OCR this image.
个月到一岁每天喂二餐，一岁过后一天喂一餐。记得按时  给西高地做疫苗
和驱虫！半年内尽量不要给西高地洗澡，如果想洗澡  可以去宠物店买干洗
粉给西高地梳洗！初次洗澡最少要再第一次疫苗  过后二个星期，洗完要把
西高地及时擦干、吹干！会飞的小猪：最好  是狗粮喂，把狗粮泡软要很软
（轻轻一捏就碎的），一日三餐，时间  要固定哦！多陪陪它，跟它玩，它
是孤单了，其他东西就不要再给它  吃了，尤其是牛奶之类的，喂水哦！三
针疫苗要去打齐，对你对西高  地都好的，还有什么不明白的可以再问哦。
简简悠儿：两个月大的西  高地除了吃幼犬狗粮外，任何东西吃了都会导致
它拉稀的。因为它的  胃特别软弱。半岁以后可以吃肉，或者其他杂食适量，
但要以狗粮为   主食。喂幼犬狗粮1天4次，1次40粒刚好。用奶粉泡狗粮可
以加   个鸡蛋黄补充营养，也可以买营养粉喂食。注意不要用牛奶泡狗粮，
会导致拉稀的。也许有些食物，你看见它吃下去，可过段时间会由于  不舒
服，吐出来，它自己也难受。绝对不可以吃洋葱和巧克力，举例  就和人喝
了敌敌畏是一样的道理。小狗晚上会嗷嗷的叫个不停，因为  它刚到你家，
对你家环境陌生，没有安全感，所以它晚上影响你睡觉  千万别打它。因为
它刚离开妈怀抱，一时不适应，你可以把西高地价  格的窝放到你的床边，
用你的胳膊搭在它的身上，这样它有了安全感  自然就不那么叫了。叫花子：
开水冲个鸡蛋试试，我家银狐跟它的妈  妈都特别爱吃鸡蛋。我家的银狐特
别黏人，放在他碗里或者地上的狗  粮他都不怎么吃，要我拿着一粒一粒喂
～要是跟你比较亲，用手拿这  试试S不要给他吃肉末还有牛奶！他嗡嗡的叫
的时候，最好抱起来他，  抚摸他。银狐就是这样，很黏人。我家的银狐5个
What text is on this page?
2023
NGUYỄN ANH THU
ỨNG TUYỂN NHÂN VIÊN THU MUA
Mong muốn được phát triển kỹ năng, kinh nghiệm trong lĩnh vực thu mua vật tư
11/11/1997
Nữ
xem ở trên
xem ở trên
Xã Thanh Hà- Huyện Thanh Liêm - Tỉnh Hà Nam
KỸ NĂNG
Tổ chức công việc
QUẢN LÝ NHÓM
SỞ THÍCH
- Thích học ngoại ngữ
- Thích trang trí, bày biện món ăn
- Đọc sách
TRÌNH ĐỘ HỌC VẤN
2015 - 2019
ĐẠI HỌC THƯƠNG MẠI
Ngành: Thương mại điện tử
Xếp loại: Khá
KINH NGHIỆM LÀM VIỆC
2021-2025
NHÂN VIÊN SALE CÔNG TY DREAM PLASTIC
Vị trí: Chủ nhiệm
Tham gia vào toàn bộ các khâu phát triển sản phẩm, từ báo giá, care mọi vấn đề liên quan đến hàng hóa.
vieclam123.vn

#### Exercise
Using the listing above, reproduce each line without omission.

#### Exercise answer
OCR this image.
个月到一岁每天喂二餐，一岁过后一天喂一餐。记得按时  给西高地做疫苗
和驱虫！半年内尽量不要给西高地洗澡，如果想洗澡  可以去宠物店买干洗
粉给西高地梳洗！初次洗澡最少要再第一次疫苗  过后二个星期，洗完要把
西高地及时擦干、吹干！会飞的小猪：最好  是狗粮喂，把狗粮泡软要很软
（轻轻一捏就碎的），一日三餐，时间  要固定哦！多陪陪它，跟它玩，它
是孤单了，其他东西就不要再给它  吃了，尤其是牛奶之类的，喂水哦！三
针疫苗要去打齐，对你对西高  地都好的，还有什么不明白的可以再问哦。
简简悠儿：两个月大的西  高地除了吃幼犬狗粮外，任何东西吃了都会导致
它拉稀的。因为它的  胃特别软弱。半岁以后可以吃肉，或者其他杂食适量，
但要以狗粮为   主食。喂幼犬狗粮1天4次，1次40粒刚好。用奶粉泡狗粮可
以加   个鸡蛋黄补充营养，也可以买营养粉喂食。注意不要用牛奶泡狗粮，
会导致拉稀的。也许有些食物，你看见它吃下去，可过段时间会由于  不舒
服，吐出来，它自己也难受。绝对不可以吃洋葱和巧克力，举例  就和人喝
了敌敌畏是一样的道理。小狗晚上会嗷嗷的叫个不停，因为  它刚到你家，
对你家环境陌生，没有安全感，所以它晚上影响你睡觉  千万别打它。因为
它刚离开妈怀抱，一时不适应，你可以把西高地价  格的窝放到你的床边，
用你的胳膊搭在它的身上，这样它有了安全感  自然就不那么叫了。叫花子：
开水冲个鸡蛋试试，我家银狐跟它的妈  妈都特别爱吃鸡蛋。我家的银狐特
别黏人，放在他碗里或者地上的狗  粮他都不怎么吃，要我拿着一粒一粒喂
～要是跟你比较亲，用手拿这  试试S不要给他吃肉末还有牛奶！他嗡嗡的叫
的时候，最好抱起来他，  抚摸他。银狐就是这样，很黏人。我家的银狐5个
What text is on this page?
2023
NGUYỄN ANH THU
ỨNG TUYỂN NHÂN VIÊN THU MUA
Mong muốn được phát triển kỹ năng, kinh nghiệm trong lĩnh vực thu mua vật tư
11/11/1997
Nữ
xem ở trên
xem ở trên
Xã Thanh Hà- Huyện Thanh Liêm - Tỉnh Hà Nam
KỸ NĂNG
Tổ chức công việc
QUẢN LÝ NHÓM
SỞ THÍCH
- Thích học ngoại ngữ
- Thích trang trí, bày biện món ăn
- Đọc sách
TRÌNH ĐỘ HỌC VẤN
2015 - 2019
ĐẠI HỌC THƯƠNG MẠI
Ngành: Thương mại điện tử
Xếp loại: Khá
KINH NGHIỆM LÀM VIỆC
2021-2025
NHÂN VIÊN SALE CÔNG TY DREAM PLASTIC
Vị trí: Chủ nhiệm
Tham gia vào toàn bộ các khâu phát triển sản phẩm, từ báo giá, care mọi vấn đề liên quan đến hàng hóa.
vieclam123.vn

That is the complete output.